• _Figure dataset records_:
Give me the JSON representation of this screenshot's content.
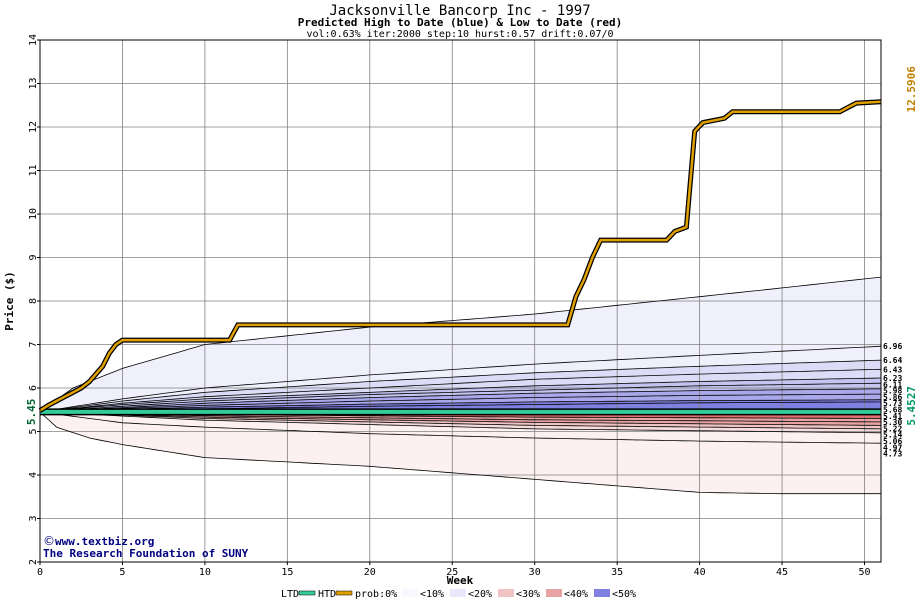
{
  "chart_data": {
    "type": "line",
    "title": "Jacksonville Bancorp Inc - 1997",
    "subtitle": "Predicted High to Date (blue) &  Low to Date (red)",
    "params": "vol:0.63% iter:2000 step:10 hurst:0.57 drift:0.07/0",
    "xlabel": "Week",
    "ylabel": "Price ($)",
    "xlim": [
      0,
      51
    ],
    "ylim": [
      2,
      14
    ],
    "x_ticks": [
      0,
      5,
      10,
      15,
      20,
      25,
      30,
      35,
      40,
      45,
      50
    ],
    "y_ticks": [
      2,
      3,
      4,
      5,
      6,
      7,
      8,
      9,
      10,
      11,
      12,
      13,
      14
    ],
    "grid": true,
    "start_price_label": "5.45",
    "actual_high_label": "12.5906",
    "actual_low_label": "5.4527",
    "right_labels": [
      "6.96",
      "6.64",
      "6.43",
      "6.23",
      "6.11",
      "5.98",
      "5.86",
      "5.73",
      "5.68",
      "5.41",
      "5.30",
      "5.22",
      "5.14",
      "5.06",
      "4.97",
      "4.73"
    ],
    "colors": {
      "high_line": "#e0a000",
      "low_line": "#33cc99",
      "band_high_10": "#f0f0fc",
      "band_high_20": "#dcdcf6",
      "band_high_30": "#c4c4f0",
      "band_high_40": "#a8a8ea",
      "band_high_50": "#8080e0",
      "band_low_10": "#fcf0f0",
      "band_low_20": "#f6dcdc",
      "band_low_30": "#f0c4c4",
      "band_low_40": "#e8a4a4",
      "band_low_50": "#e07070",
      "credit": "#000080"
    },
    "series": [
      {
        "name": "HTD",
        "points": [
          [
            0,
            5.48
          ],
          [
            0.5,
            5.6
          ],
          [
            1,
            5.7
          ],
          [
            1.5,
            5.8
          ],
          [
            2,
            5.9
          ],
          [
            2.5,
            6.0
          ],
          [
            3,
            6.15
          ],
          [
            3.8,
            6.5
          ],
          [
            4.2,
            6.8
          ],
          [
            4.6,
            7.0
          ],
          [
            5,
            7.1
          ],
          [
            11.5,
            7.1
          ],
          [
            12,
            7.45
          ],
          [
            32,
            7.45
          ],
          [
            32.5,
            8.1
          ],
          [
            33,
            8.5
          ],
          [
            33.5,
            9.0
          ],
          [
            34,
            9.4
          ],
          [
            38,
            9.4
          ],
          [
            38.5,
            9.6
          ],
          [
            39.2,
            9.7
          ],
          [
            39.7,
            11.9
          ],
          [
            40.2,
            12.1
          ],
          [
            41.5,
            12.2
          ],
          [
            42,
            12.35
          ],
          [
            48.5,
            12.35
          ],
          [
            49,
            12.45
          ],
          [
            49.5,
            12.55
          ],
          [
            51,
            12.58
          ]
        ]
      },
      {
        "name": "LTD",
        "points": [
          [
            0,
            5.45
          ],
          [
            51,
            5.45
          ]
        ]
      }
    ],
    "bands_upper": [
      [
        [
          0,
          5.45
        ],
        [
          2,
          6.0
        ],
        [
          5,
          6.45
        ],
        [
          10,
          7.0
        ],
        [
          15,
          7.2
        ],
        [
          20,
          7.4
        ],
        [
          25,
          7.55
        ],
        [
          30,
          7.7
        ],
        [
          35,
          7.9
        ],
        [
          40,
          8.1
        ],
        [
          45,
          8.3
        ],
        [
          51,
          8.55
        ]
      ],
      [
        [
          0,
          5.45
        ],
        [
          5,
          5.75
        ],
        [
          10,
          6.0
        ],
        [
          20,
          6.3
        ],
        [
          30,
          6.55
        ],
        [
          40,
          6.75
        ],
        [
          51,
          6.96
        ]
      ],
      [
        [
          0,
          5.45
        ],
        [
          5,
          5.7
        ],
        [
          10,
          5.9
        ],
        [
          20,
          6.15
        ],
        [
          30,
          6.35
        ],
        [
          40,
          6.5
        ],
        [
          51,
          6.64
        ]
      ],
      [
        [
          0,
          5.45
        ],
        [
          5,
          5.65
        ],
        [
          10,
          5.8
        ],
        [
          20,
          6.0
        ],
        [
          30,
          6.2
        ],
        [
          40,
          6.32
        ],
        [
          51,
          6.43
        ]
      ],
      [
        [
          0,
          5.45
        ],
        [
          5,
          5.62
        ],
        [
          10,
          5.75
        ],
        [
          20,
          5.9
        ],
        [
          30,
          6.05
        ],
        [
          40,
          6.15
        ],
        [
          51,
          6.23
        ]
      ],
      [
        [
          0,
          5.45
        ],
        [
          5,
          5.58
        ],
        [
          10,
          5.7
        ],
        [
          20,
          5.85
        ],
        [
          30,
          5.95
        ],
        [
          40,
          6.05
        ],
        [
          51,
          6.11
        ]
      ],
      [
        [
          0,
          5.45
        ],
        [
          5,
          5.55
        ],
        [
          10,
          5.65
        ],
        [
          20,
          5.78
        ],
        [
          30,
          5.88
        ],
        [
          40,
          5.94
        ],
        [
          51,
          5.98
        ]
      ],
      [
        [
          0,
          5.45
        ],
        [
          5,
          5.53
        ],
        [
          10,
          5.6
        ],
        [
          20,
          5.7
        ],
        [
          30,
          5.78
        ],
        [
          40,
          5.83
        ],
        [
          51,
          5.86
        ]
      ],
      [
        [
          0,
          5.45
        ],
        [
          5,
          5.51
        ],
        [
          10,
          5.56
        ],
        [
          20,
          5.63
        ],
        [
          30,
          5.68
        ],
        [
          40,
          5.71
        ],
        [
          51,
          5.73
        ]
      ],
      [
        [
          0,
          5.45
        ],
        [
          10,
          5.52
        ],
        [
          20,
          5.58
        ],
        [
          30,
          5.62
        ],
        [
          40,
          5.66
        ],
        [
          51,
          5.68
        ]
      ]
    ],
    "bands_lower": [
      [
        [
          0,
          5.45
        ],
        [
          10,
          5.43
        ],
        [
          30,
          5.42
        ],
        [
          51,
          5.41
        ]
      ],
      [
        [
          0,
          5.45
        ],
        [
          10,
          5.39
        ],
        [
          30,
          5.33
        ],
        [
          51,
          5.3
        ]
      ],
      [
        [
          0,
          5.45
        ],
        [
          10,
          5.36
        ],
        [
          30,
          5.27
        ],
        [
          51,
          5.22
        ]
      ],
      [
        [
          0,
          5.45
        ],
        [
          10,
          5.33
        ],
        [
          30,
          5.21
        ],
        [
          51,
          5.14
        ]
      ],
      [
        [
          0,
          5.45
        ],
        [
          10,
          5.3
        ],
        [
          30,
          5.14
        ],
        [
          51,
          5.06
        ]
      ],
      [
        [
          0,
          5.45
        ],
        [
          10,
          5.26
        ],
        [
          30,
          5.06
        ],
        [
          51,
          4.97
        ]
      ],
      [
        [
          0,
          5.45
        ],
        [
          5,
          5.2
        ],
        [
          10,
          5.1
        ],
        [
          20,
          4.95
        ],
        [
          30,
          4.85
        ],
        [
          40,
          4.78
        ],
        [
          51,
          4.73
        ]
      ],
      [
        [
          0,
          5.45
        ],
        [
          1,
          5.1
        ],
        [
          3,
          4.85
        ],
        [
          5,
          4.7
        ],
        [
          10,
          4.4
        ],
        [
          15,
          4.3
        ],
        [
          20,
          4.2
        ],
        [
          25,
          4.05
        ],
        [
          30,
          3.9
        ],
        [
          35,
          3.75
        ],
        [
          40,
          3.6
        ],
        [
          45,
          3.57
        ],
        [
          51,
          3.57
        ]
      ]
    ]
  },
  "credit": {
    "copyright_symbol": "©",
    "site": "www.textbiz.org",
    "org": "The Research Foundation of SUNY"
  },
  "legend": {
    "ltd": "LTD",
    "htd": "HTD",
    "prob": "prob:0%",
    "b10": "<10%",
    "b20": "<20%",
    "b30": "<30%",
    "b40": "<40%",
    "b50": "<50%"
  }
}
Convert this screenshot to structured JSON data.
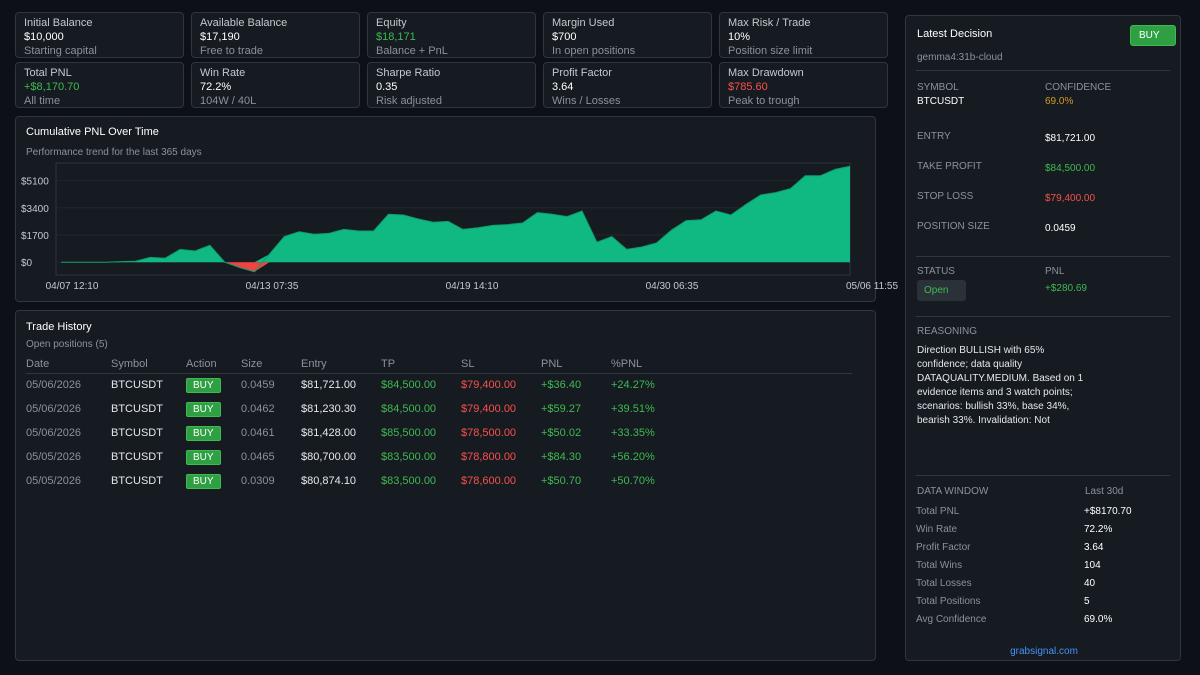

• _Description of the task_: Reply with the number of lines in the material above that contain "JSON", and nothing more.

• _Task answer_: 2